→ What you need to do:
Please copy word for word everything in the listing below, from the line containing "x-axis-label: Age — [1297, 687, 1345, 716]" down to the line containing "chart-subtitle: unisex, age", with both of those lines included.

→ Extracted material:
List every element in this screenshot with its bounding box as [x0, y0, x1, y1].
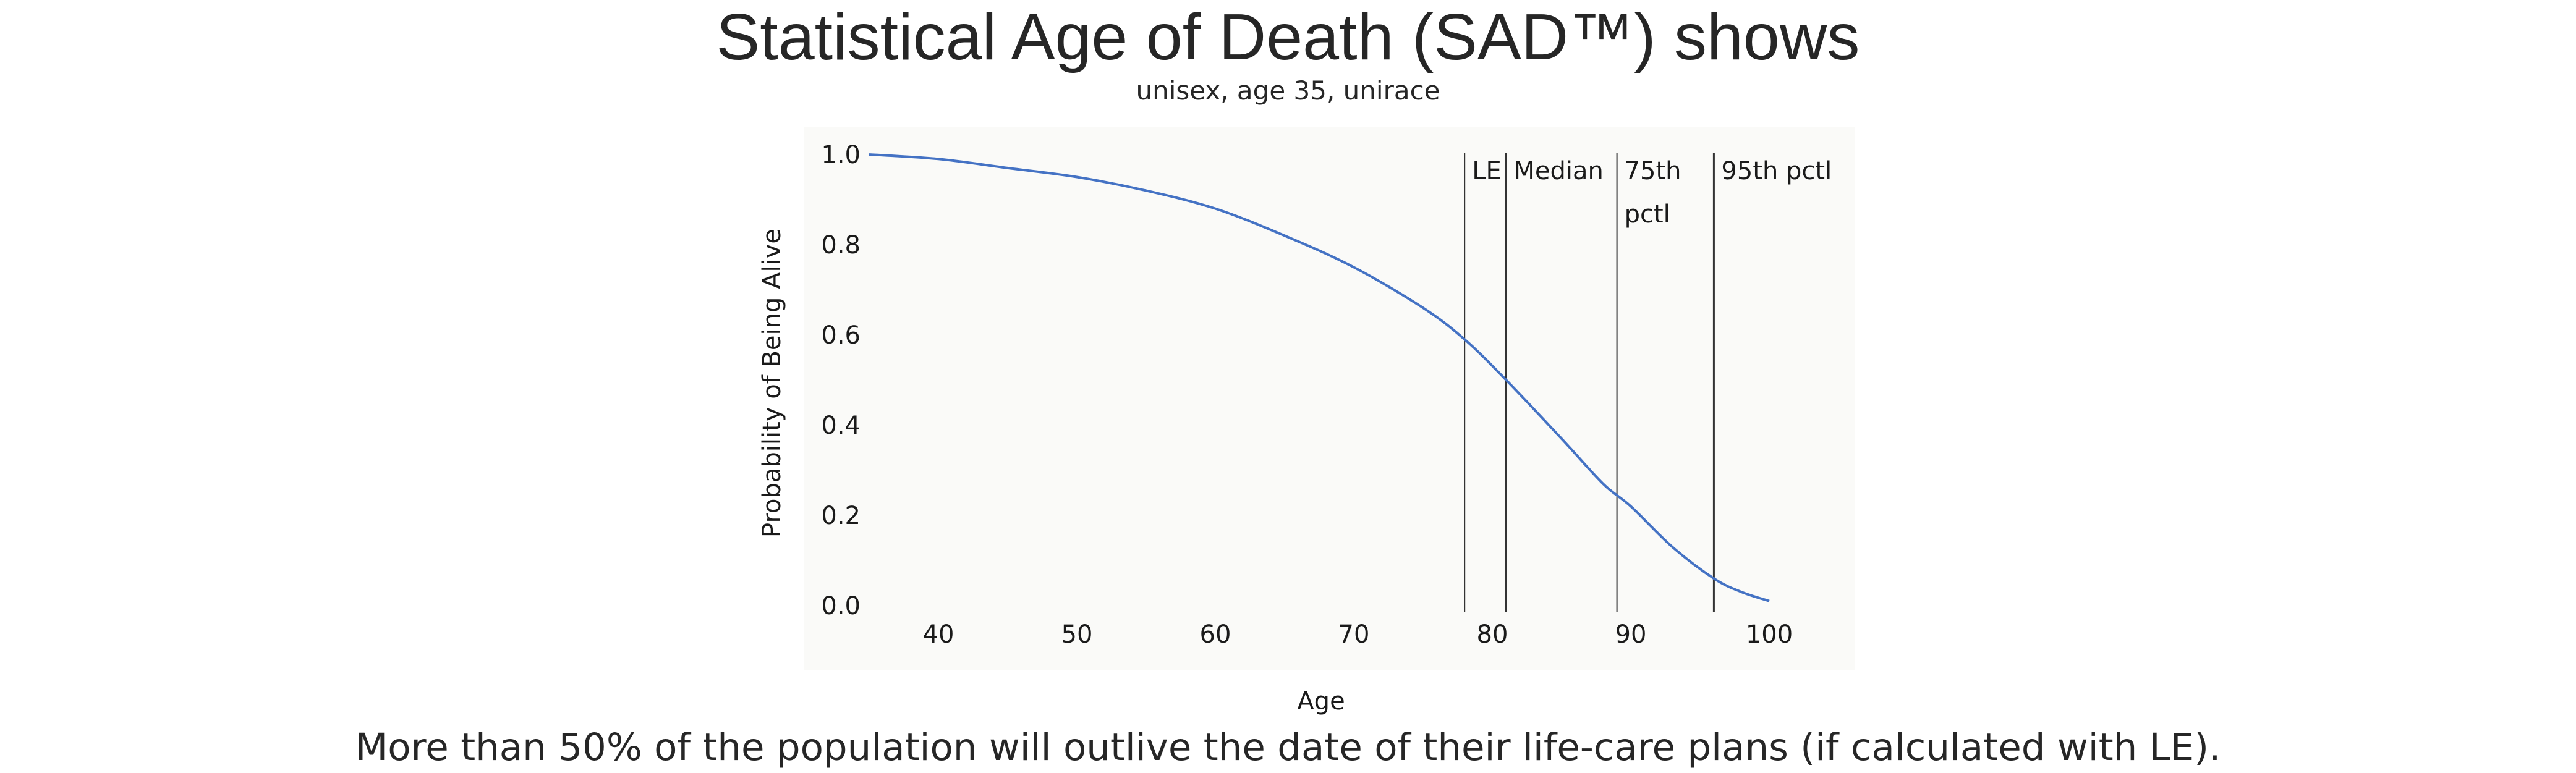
x-axis-label: Age — [1297, 687, 1345, 716]
y-tick-label: 0.0 — [821, 592, 861, 620]
x-tick-label: 90 — [1615, 620, 1647, 649]
y-tick-label: 1.0 — [821, 141, 861, 169]
y-tick-label: 0.4 — [821, 412, 861, 440]
marker-label: Median — [1513, 157, 1604, 185]
marker-label: pctl — [1625, 200, 1670, 229]
slide-title: Statistical Age of Death (SAD™) shows — [716, 1, 1860, 74]
y-tick-label: 0.8 — [821, 231, 861, 260]
chart-subtitle: unisex, age 35, unirace — [1136, 75, 1440, 106]
x-tick-label: 100 — [1746, 620, 1793, 649]
plot-area — [804, 127, 1855, 670]
y-tick-label: 0.2 — [821, 502, 861, 530]
x-tick-label: 70 — [1338, 620, 1370, 649]
x-tick-label: 40 — [923, 620, 954, 649]
survival-curve — [869, 153, 1770, 602]
x-tick-label: 80 — [1477, 620, 1508, 649]
x-tick-label: 60 — [1200, 620, 1231, 649]
marker-label: LE — [1472, 157, 1502, 185]
marker-label: 75th — [1625, 157, 1681, 185]
marker-label: 95th pctl — [1721, 157, 1832, 185]
y-tick-label: 0.6 — [821, 321, 861, 350]
y-axis-label: Probability of Being Alive — [758, 229, 786, 538]
footer-note: More than 50% of the population will out… — [355, 725, 2221, 769]
x-tick-label: 50 — [1061, 620, 1093, 649]
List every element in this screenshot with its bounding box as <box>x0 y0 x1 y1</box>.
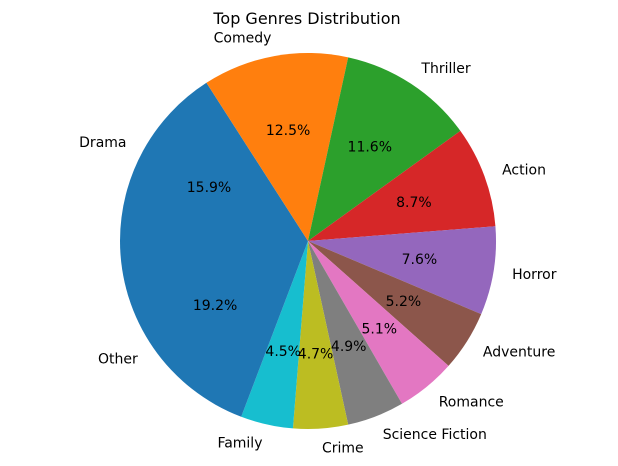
pie-slice-thriller <box>308 57 461 241</box>
slice-label-drama: Drama <box>79 135 126 151</box>
pct-label-science-fiction: 4.9% <box>331 339 367 355</box>
pie-slice-family <box>241 241 308 429</box>
pie-slice-adventure <box>308 241 482 366</box>
slice-label-crime: Crime <box>322 440 364 456</box>
pct-label-horror: 7.6% <box>402 252 438 268</box>
pie-slice-other <box>120 241 308 417</box>
pie-slice-crime <box>292 241 349 430</box>
pie-slice-drama <box>120 82 308 241</box>
chart-title: Top Genres Distribution <box>212 9 400 28</box>
pie-slice-horror <box>308 226 496 315</box>
pct-label-action: 8.7% <box>396 195 432 211</box>
slice-label-adventure: Adventure <box>483 344 555 360</box>
pie-labels: 15.9% Drama 12.5% Comedy 11.6% Thriller 8.7% Ac… <box>79 31 557 457</box>
slice-label-romance: Romance <box>439 394 504 410</box>
slice-label-action: Action <box>502 163 546 179</box>
slice-label-thriller: Thriller <box>420 61 470 77</box>
pie-slice-comedy <box>206 53 349 241</box>
pct-label-romance: 5.1% <box>362 321 398 337</box>
pct-label-other: 19.2% <box>193 298 237 314</box>
pie-slices <box>120 53 496 430</box>
pct-label-crime: 4.7% <box>298 347 334 363</box>
pct-label-drama: 15.9% <box>187 180 231 196</box>
pct-label-family: 4.5% <box>265 344 301 360</box>
pie-slice-romance <box>308 241 449 404</box>
slice-label-horror: Horror <box>512 267 557 283</box>
slice-label-other: Other <box>98 351 138 367</box>
pct-label-adventure: 5.2% <box>386 294 422 310</box>
slice-label-science-fiction: Science Fiction <box>383 427 487 443</box>
slice-label-comedy: Comedy <box>214 31 272 47</box>
pct-label-comedy: 12.5% <box>266 123 310 139</box>
pie-slice-science-fiction <box>308 241 402 425</box>
pie-slice-action <box>308 130 496 241</box>
slice-label-family: Family <box>217 436 262 452</box>
pct-label-thriller: 11.6% <box>348 140 392 156</box>
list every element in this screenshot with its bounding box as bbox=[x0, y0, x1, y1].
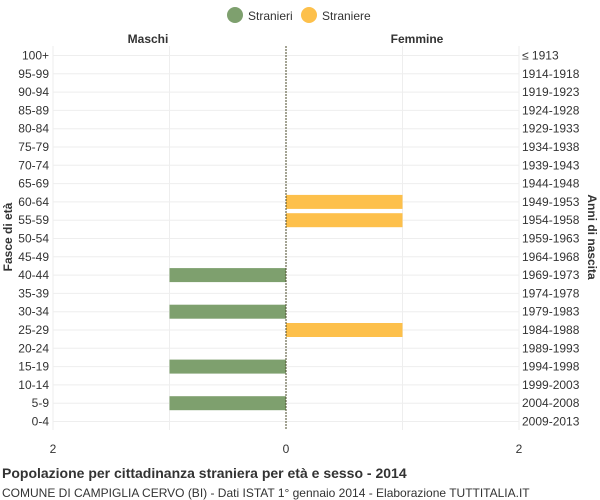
bar-female-55-59 bbox=[286, 213, 403, 228]
age-band-label: 100+ bbox=[22, 49, 49, 63]
birth-year-label: ≤ 1913 bbox=[522, 49, 559, 63]
age-band-label: 45-49 bbox=[18, 250, 49, 264]
age-band-label: 85-89 bbox=[18, 103, 49, 117]
age-band-label: 25-29 bbox=[18, 323, 49, 337]
age-band-label: 80-84 bbox=[18, 122, 49, 136]
birth-year-label: 1924-1928 bbox=[522, 103, 580, 117]
bar-male-40-44 bbox=[169, 268, 286, 283]
birth-year-label: 1994-1998 bbox=[522, 360, 580, 374]
age-band-label: 0-4 bbox=[32, 415, 50, 429]
age-band-label: 55-59 bbox=[18, 213, 49, 227]
birth-year-label: 1974-1978 bbox=[522, 286, 580, 300]
birth-year-label: 1959-1963 bbox=[522, 232, 580, 246]
birth-year-label: 1949-1953 bbox=[522, 195, 580, 209]
age-band-label: 40-44 bbox=[18, 268, 49, 282]
x-tick-label: 2 bbox=[50, 442, 57, 456]
birth-year-label: 1929-1933 bbox=[522, 122, 580, 136]
chart-subtitle: COMUNE DI CAMPIGLIA CERVO (BI) - Dati IS… bbox=[2, 486, 530, 500]
age-band-label: 70-74 bbox=[18, 158, 49, 172]
age-band-label: 35-39 bbox=[18, 286, 49, 300]
bars bbox=[169, 194, 403, 411]
y-axis-label-right: Anni di nascita bbox=[585, 194, 599, 280]
legend-label-straniere: Straniere bbox=[322, 9, 371, 23]
bar-female-25-29 bbox=[286, 323, 403, 337]
x-tick-label: 2 bbox=[516, 442, 523, 456]
legend-label-stranieri: Stranieri bbox=[248, 9, 293, 23]
age-band-label: 15-19 bbox=[18, 360, 49, 374]
birth-year-label: 1979-1983 bbox=[522, 305, 580, 319]
birth-year-label: 1989-1993 bbox=[522, 341, 580, 355]
age-band-label: 65-69 bbox=[18, 177, 49, 191]
birth-year-label: 1944-1948 bbox=[522, 177, 580, 191]
right-header: Femmine bbox=[391, 32, 444, 46]
birth-year-label: 1954-1958 bbox=[522, 213, 580, 227]
tick-labels: 100+ ≤ 1913 95-99 1914-1918 90-94 1919-1923 85… bbox=[18, 49, 579, 457]
age-band-label: 60-64 bbox=[18, 195, 49, 209]
bar-female-60-64 bbox=[286, 194, 403, 209]
birth-year-label: 1939-1943 bbox=[522, 158, 580, 172]
birth-year-label: 1984-1988 bbox=[522, 323, 580, 337]
legend: Stranieri Straniere bbox=[227, 7, 371, 23]
bar-male-15-19 bbox=[169, 359, 286, 374]
age-band-label: 5-9 bbox=[32, 396, 50, 410]
bar-male-30-34 bbox=[169, 304, 286, 319]
birth-year-label: 2004-2008 bbox=[522, 396, 580, 410]
age-band-label: 50-54 bbox=[18, 232, 49, 246]
birth-year-label: 1919-1923 bbox=[522, 85, 580, 99]
age-band-label: 75-79 bbox=[18, 140, 49, 154]
y-axis-label-left: Fasce di età bbox=[1, 202, 15, 271]
birth-year-label: 1969-1973 bbox=[522, 268, 580, 282]
chart-title: Popolazione per cittadinanza straniera p… bbox=[2, 465, 407, 481]
legend-marker-straniere bbox=[301, 7, 317, 23]
birth-year-label: 1934-1938 bbox=[522, 140, 580, 154]
age-band-label: 30-34 bbox=[18, 305, 49, 319]
left-header: Maschi bbox=[128, 32, 169, 46]
age-band-label: 95-99 bbox=[18, 67, 49, 81]
birth-year-label: 1999-2003 bbox=[522, 378, 580, 392]
age-band-label: 10-14 bbox=[18, 378, 49, 392]
age-band-label: 20-24 bbox=[18, 341, 49, 355]
age-band-label: 90-94 bbox=[18, 85, 49, 99]
x-tick-label: 0 bbox=[283, 442, 290, 456]
legend-marker-stranieri bbox=[227, 7, 243, 23]
bar-male-5-9 bbox=[169, 396, 286, 411]
birth-year-label: 1964-1968 bbox=[522, 250, 580, 264]
birth-year-label: 2009-2013 bbox=[522, 415, 580, 429]
birth-year-label: 1914-1918 bbox=[522, 67, 580, 81]
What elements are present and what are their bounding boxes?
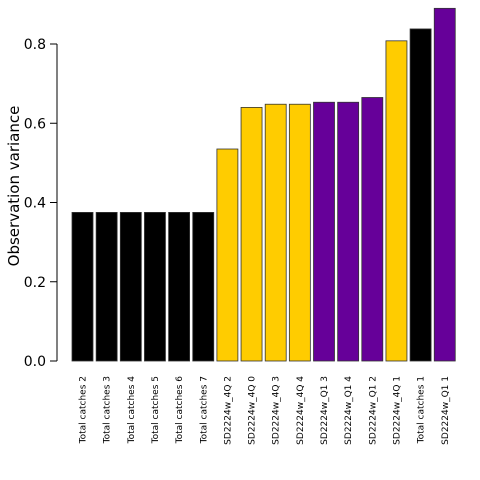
bar [337, 101, 360, 362]
x-tick-label: Total catches 1 [417, 376, 427, 444]
bar [433, 7, 456, 362]
x-tick-label: SD2224w_4Q 2 [223, 376, 233, 445]
x-tick-label: SD2224w_Q1 1 [441, 376, 451, 445]
bar [313, 101, 335, 362]
bars [71, 7, 456, 362]
x-tick-label: SD2224w_4Q 3 [272, 376, 282, 445]
y-tick-label: 0.2 [24, 275, 46, 291]
x-tick-label: Total catches 4 [127, 376, 137, 445]
x-tick-label: SD2224w_4Q 4 [296, 376, 306, 445]
bar [192, 212, 215, 362]
bar [385, 40, 408, 362]
y-tick-label: 0.8 [24, 37, 46, 53]
bar [71, 212, 94, 362]
x-tick-label: SD2224w_Q1 2 [368, 376, 378, 445]
y-axis-label: Observation variance [5, 106, 23, 267]
y-tick-label: 0.4 [24, 196, 46, 212]
bar [288, 103, 311, 362]
x-tick-label: Total catches 6 [175, 376, 185, 445]
x-tick-label: Total catches 7 [199, 376, 209, 444]
x-tick-label: SD2224w_4Q 1 [392, 376, 402, 445]
bar [144, 212, 166, 362]
bar [119, 212, 142, 362]
bar [168, 212, 191, 362]
x-tick-label: SD2224w_Q1 3 [320, 376, 330, 445]
x-tick-label: SD2224w_4Q 0 [248, 376, 258, 445]
x-tick-label: SD2224w_Q1 4 [344, 376, 354, 445]
y-tick-label: 0.6 [24, 116, 46, 132]
bar [264, 103, 287, 362]
y-axis: 0.0 0.2 0.4 0.6 0.8 [24, 37, 58, 370]
x-tick-label: Total catches 2 [79, 376, 89, 444]
bar [361, 97, 384, 362]
x-tick-label: Total catches 3 [103, 376, 113, 444]
bar [409, 28, 432, 362]
x-tick-labels: Total catches 2 Total catches 3 Total catc… [79, 376, 451, 445]
y-tick-label: 0.0 [24, 354, 46, 370]
bar [240, 107, 263, 362]
bar [216, 148, 239, 362]
x-tick-label: Total catches 5 [151, 376, 161, 444]
bar [95, 212, 118, 362]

→ Full answer:
x-axis-label: Age — [1297, 687, 1345, 716]
y-tick-label: 0.0 — [821, 592, 861, 620]
x-tick-label: 90 — [1615, 620, 1647, 649]
y-tick-label: 1.0 — [821, 141, 861, 169]
y-tick-label: 0.4 — [821, 412, 861, 440]
marker-label: Median — [1513, 157, 1604, 185]
marker-label: pctl — [1625, 200, 1670, 229]
slide-title: Statistical Age of Death (SAD™) shows — [716, 1, 1860, 74]
y-tick-label: 0.8 — [821, 231, 861, 260]
chart-subtitle: unisex, age 35, unirace — [1136, 75, 1440, 106]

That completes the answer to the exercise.